Given task: Copy out every record precisely.

## Begin Dataset extract

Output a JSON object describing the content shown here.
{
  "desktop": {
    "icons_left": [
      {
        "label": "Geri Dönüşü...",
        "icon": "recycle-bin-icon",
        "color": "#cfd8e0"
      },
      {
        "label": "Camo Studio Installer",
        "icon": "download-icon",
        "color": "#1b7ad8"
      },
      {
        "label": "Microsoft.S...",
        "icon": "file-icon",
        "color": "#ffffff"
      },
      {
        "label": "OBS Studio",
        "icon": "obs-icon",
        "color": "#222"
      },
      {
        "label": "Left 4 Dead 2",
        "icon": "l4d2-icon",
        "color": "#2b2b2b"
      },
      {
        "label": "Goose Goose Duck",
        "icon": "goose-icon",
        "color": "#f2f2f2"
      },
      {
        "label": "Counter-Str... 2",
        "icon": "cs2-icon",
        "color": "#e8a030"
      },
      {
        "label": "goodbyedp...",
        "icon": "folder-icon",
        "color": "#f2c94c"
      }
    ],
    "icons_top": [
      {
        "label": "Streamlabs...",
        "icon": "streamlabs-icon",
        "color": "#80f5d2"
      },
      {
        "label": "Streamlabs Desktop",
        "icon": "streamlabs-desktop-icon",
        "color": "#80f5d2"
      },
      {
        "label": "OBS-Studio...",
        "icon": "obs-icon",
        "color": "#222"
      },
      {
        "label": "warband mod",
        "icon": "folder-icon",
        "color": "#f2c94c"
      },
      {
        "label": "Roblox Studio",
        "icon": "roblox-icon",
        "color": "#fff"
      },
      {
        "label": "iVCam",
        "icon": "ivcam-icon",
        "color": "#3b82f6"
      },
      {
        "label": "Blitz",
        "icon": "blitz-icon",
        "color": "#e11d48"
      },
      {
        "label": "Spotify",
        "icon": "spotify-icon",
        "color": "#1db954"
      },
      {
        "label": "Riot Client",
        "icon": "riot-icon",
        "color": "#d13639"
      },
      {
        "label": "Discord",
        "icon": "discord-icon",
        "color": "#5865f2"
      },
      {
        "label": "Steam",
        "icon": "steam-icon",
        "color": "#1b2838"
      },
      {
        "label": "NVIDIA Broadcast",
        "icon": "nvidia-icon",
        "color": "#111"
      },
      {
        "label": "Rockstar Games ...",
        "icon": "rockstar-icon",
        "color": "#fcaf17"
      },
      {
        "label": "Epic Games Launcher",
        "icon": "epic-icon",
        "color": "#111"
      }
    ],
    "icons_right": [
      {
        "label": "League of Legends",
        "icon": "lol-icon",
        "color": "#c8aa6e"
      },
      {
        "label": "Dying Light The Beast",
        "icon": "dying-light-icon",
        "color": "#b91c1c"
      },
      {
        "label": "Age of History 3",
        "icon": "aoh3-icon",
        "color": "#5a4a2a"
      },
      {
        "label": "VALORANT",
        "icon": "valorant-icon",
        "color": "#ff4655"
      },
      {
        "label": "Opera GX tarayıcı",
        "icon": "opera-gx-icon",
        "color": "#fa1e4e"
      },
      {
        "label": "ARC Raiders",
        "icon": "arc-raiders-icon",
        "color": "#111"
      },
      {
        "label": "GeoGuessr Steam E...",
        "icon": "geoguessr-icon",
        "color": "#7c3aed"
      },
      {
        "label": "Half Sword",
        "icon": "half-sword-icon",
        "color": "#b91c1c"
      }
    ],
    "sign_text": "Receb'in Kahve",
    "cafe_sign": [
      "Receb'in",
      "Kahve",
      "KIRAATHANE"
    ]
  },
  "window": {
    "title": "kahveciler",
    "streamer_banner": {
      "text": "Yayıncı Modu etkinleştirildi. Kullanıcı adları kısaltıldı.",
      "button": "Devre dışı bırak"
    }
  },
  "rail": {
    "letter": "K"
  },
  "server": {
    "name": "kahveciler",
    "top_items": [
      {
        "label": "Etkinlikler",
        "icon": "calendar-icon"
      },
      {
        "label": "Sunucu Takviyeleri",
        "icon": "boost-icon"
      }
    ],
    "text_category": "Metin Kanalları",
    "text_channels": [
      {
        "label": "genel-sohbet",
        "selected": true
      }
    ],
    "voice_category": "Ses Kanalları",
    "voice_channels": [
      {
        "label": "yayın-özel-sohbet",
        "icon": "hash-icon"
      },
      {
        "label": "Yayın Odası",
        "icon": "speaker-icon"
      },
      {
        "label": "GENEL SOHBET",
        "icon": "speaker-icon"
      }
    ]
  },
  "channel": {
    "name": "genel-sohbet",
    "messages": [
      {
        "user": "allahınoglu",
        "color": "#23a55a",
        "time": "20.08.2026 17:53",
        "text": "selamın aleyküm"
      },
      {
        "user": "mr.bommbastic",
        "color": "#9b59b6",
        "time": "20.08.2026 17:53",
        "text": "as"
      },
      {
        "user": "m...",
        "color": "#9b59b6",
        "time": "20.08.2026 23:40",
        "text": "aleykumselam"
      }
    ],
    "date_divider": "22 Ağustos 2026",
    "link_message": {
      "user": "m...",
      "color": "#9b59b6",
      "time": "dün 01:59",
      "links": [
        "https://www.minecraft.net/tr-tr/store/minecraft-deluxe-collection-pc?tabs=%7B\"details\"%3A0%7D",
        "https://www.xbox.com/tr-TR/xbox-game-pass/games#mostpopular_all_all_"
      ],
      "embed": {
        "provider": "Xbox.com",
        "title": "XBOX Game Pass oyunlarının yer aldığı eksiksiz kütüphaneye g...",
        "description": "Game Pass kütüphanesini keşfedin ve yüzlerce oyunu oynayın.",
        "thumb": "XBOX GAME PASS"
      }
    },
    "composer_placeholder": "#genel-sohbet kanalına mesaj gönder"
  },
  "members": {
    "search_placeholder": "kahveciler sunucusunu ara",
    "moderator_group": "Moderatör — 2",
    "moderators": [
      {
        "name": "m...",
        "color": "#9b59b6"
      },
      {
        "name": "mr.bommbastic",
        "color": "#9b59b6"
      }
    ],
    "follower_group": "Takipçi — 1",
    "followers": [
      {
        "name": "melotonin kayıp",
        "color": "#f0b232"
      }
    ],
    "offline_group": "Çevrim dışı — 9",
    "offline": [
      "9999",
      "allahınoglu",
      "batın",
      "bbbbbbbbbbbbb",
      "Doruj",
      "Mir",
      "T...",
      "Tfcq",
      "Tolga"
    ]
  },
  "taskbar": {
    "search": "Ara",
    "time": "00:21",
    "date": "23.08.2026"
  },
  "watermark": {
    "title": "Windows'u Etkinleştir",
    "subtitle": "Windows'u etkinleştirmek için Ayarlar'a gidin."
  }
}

## End Dataset extract

Worked answer:
Output a JSON object describing the content shown here.
{
  "desktop": {
    "icons_left": [
      {
        "label": "Geri Dönüşü...",
        "icon": "recycle-bin-icon",
        "color": "#cfd8e0"
      },
      {
        "label": "Camo Studio Installer",
        "icon": "download-icon",
        "color": "#1b7ad8"
      },
      {
        "label": "Microsoft.S...",
        "icon": "file-icon",
        "color": "#ffffff"
      },
      {
        "label": "OBS Studio",
        "icon": "obs-icon",
        "color": "#222"
      },
      {
        "label": "Left 4 Dead 2",
        "icon": "l4d2-icon",
        "color": "#2b2b2b"
      },
      {
        "label": "Goose Goose Duck",
        "icon": "goose-icon",
        "color": "#f2f2f2"
      },
      {
        "label": "Counter-Str... 2",
        "icon": "cs2-icon",
        "color": "#e8a030"
      },
      {
        "label": "goodbyedp...",
        "icon": "folder-icon",
        "color": "#f2c94c"
      }
    ],
    "icons_top": [
      {
        "label": "Streamlabs...",
        "icon": "streamlabs-icon",
        "color": "#80f5d2"
      },
      {
        "label": "Streamlabs Desktop",
        "icon": "streamlabs-desktop-icon",
        "color": "#80f5d2"
      },
      {
        "label": "OBS-Studio...",
        "icon": "obs-icon",
        "color": "#222"
      },
      {
        "label": "warband mod",
        "icon": "folder-icon",
        "color": "#f2c94c"
      },
      {
        "label": "Roblox Studio",
        "icon": "roblox-icon",
        "color": "#fff"
      },
      {
        "label": "iVCam",
        "icon": "ivcam-icon",
        "color": "#3b82f6"
      },
      {
        "label": "Blitz",
        "icon": "blitz-icon",
        "color": "#e11d48"
      },
      {
        "label": "Spotify",
        "icon": "spotify-icon",
        "color": "#1db954"
      },
      {
        "label": "Riot Client",
        "icon": "riot-icon",
        "color": "#d13639"
      },
      {
        "label": "Discord",
        "icon": "discord-icon",
        "color": "#5865f2"
      },
      {
        "label": "Steam",
        "icon": "steam-icon",
        "color": "#1b2838"
      },
      {
        "label": "NVIDIA Broadcast",
        "icon": "nvidia-icon",
        "color": "#111"
      },
      {
        "label": "Rockstar Games ...",
        "icon": "rockstar-icon",
        "color": "#fcaf17"
      },
      {
        "label": "Epic Games Launcher",
        "icon": "epic-icon",
        "color": "#111"
      }
    ],
    "icons_right": [
      {
        "label": "League of Legends",
        "icon": "lol-icon",
        "color": "#c8aa6e"
      },
      {
        "label": "Dying Light The Beast",
        "icon": "dying-light-icon",
        "color": "#b91c1c"
      },
      {
        "label": "Age of History 3",
        "icon": "aoh3-icon",
        "color": "#5a4a2a"
      },
      {
        "label": "VALORANT",
        "icon": "valorant-icon",
        "color": "#ff4655"
      },
      {
        "label": "Opera GX tarayıcı",
        "icon": "opera-gx-icon",
        "color": "#fa1e4e"
      },
      {
        "label": "ARC Raiders",
        "icon": "arc-raiders-icon",
        "color": "#111"
      },
      {
        "label": "GeoGuessr Steam E...",
        "icon": "geoguessr-icon",
        "color": "#7c3aed"
      },
      {
        "label": "Half Sword",
        "icon": "half-sword-icon",
        "color": "#b91c1c"
      }
    ],
    "sign_text": "Receb'in Kahve",
    "cafe_sign": [
      "Receb'in",
      "Kahve",
      "KIRAATHANE"
    ]
  },
  "window": {
    "title": "kahveciler",
    "streamer_banner": {
      "text": "Yayıncı Modu etkinleştirildi. Kullanıcı adları kısaltıldı.",
      "button": "Devre dışı bırak"
    }
  },
  "rail": {
    "letter": "K"
  },
  "server": {
    "name": "kahveciler",
    "top_items": [
      {
        "label": "Etkinlikler",
        "icon": "calendar-icon"
      },
      {
        "label": "Sunucu Takviyeleri",
        "icon": "boost-icon"
      }
    ],
    "text_category": "Metin Kanalları",
    "text_channels": [
      {
        "label": "genel-sohbet",
        "selected": true
      }
    ],
    "voice_category": "Ses Kanalları",
    "voice_channels": [
      {
        "label": "yayın-özel-sohbet",
        "icon": "hash-icon"
      },
      {
        "label": "Yayın Odası",
        "icon": "speaker-icon"
      },
      {
        "label": "GENEL SOHBET",
        "icon": "speaker-icon"
      }
    ]
  },
  "channel": {
    "name": "genel-sohbet",
    "messages": [
      {
        "user": "allahınoglu",
        "color": "#23a55a",
        "time": "20.08.2026 17:53",
        "text": "selamın aleyküm"
      },
      {
        "user": "mr.bommbastic",
        "color": "#9b59b6",
        "time": "20.08.2026 17:53",
        "text": "as"
      },
      {
        "user": "m...",
        "color": "#9b59b6",
        "time": "20.08.2026 23:40",
        "text": "aleykumselam"
      }
    ],
    "date_divider": "22 Ağustos 2026",
    "link_message": {
      "user": "m...",
      "color": "#9b59b6",
      "time": "dün 01:59",
      "links": [
        "https://www.minecraft.net/tr-tr/store/minecraft-deluxe-collection-pc?tabs=%7B\"details\"%3A0%7D",
        "https://www.xbox.com/tr-TR/xbox-game-pass/games#mostpopular_all_all_"
      ],
      "embed": {
        "provider": "Xbox.com",
        "title": "XBOX Game Pass oyunlarının yer aldığı eksiksiz kütüphaneye g...",
        "description": "Game Pass kütüphanesini keşfedin ve yüzlerce oyunu oynayın.",
        "thumb": "XBOX GAME PASS"
      }
    },
    "composer_placeholder": "#genel-sohbet kanalına mesaj gönder"
  },
  "members": {
    "search_placeholder": "kahveciler sunucusunu ara",
    "moderator_group": "Moderatör — 2",
    "moderators": [
      {
        "name": "m...",
        "color": "#9b59b6"
      },
      {
        "name": "mr.bommbastic",
        "color": "#9b59b6"
      }
    ],
    "follower_group": "Takipçi — 1",
    "followers": [
      {
        "name": "melotonin kayıp",
        "color": "#f0b232"
      }
    ],
    "offline_group": "Çevrim dışı — 9",
    "offline": [
      "9999",
      "allahınoglu",
      "batın",
      "bbbbbbbbbbbbb",
      "Doruj",
      "Mir",
      "T...",
      "Tfcq",
      "Tolga"
    ]
  },
  "taskbar": {
    "search": "Ara",
    "time": "00:21",
    "date": "23.08.2026"
  },
  "watermark": {
    "title": "Windows'u Etkinleştir",
    "subtitle": "Windows'u etkinleştirmek için Ayarlar'a gidin."
  }
}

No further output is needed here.